• [Stated goal]:
Write out each line of the material again, word for word.
%%
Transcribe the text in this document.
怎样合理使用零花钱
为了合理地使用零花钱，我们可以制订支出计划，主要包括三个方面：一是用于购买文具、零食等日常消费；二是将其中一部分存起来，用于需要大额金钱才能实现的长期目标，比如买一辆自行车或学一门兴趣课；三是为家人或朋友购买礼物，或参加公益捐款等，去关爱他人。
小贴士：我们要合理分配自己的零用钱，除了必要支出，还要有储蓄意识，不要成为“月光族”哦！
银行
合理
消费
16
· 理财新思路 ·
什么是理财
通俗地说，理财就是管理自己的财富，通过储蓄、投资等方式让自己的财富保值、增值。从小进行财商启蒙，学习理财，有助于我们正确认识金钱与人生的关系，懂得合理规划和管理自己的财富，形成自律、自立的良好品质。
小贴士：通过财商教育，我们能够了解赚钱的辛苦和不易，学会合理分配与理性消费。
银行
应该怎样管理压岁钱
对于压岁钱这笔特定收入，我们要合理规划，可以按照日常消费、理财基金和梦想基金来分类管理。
%%
• [Complete response]:
Transcribe the text in this document.
怎样合理使用零花钱
为了合理地使用零花钱，我们可以制订支出计划，主要包括三个方面：一是用于购买文具、零食等日常消费；二是将其中一部分存起来，用于需要大额金钱才能实现的长期目标，比如买一辆自行车或学一门兴趣课；三是为家人或朋友购买礼物，或参加公益捐款等，去关爱他人。
小贴士：我们要合理分配自己的零用钱，除了必要支出，还要有储蓄意识，不要成为“月光族”哦！
银行
合理
消费
16
· 理财新思路 ·
什么是理财
通俗地说，理财就是管理自己的财富，通过储蓄、投资等方式让自己的财富保值、增值。从小进行财商启蒙，学习理财，有助于我们正确认识金钱与人生的关系，懂得合理规划和管理自己的财富，形成自律、自立的良好品质。
小贴士：通过财商教育，我们能够了解赚钱的辛苦和不易，学会合理分配与理性消费。
银行
应该怎样管理压岁钱
对于压岁钱这笔特定收入，我们要合理规划，可以按照日常消费、理财基金和梦想基金来分类管理。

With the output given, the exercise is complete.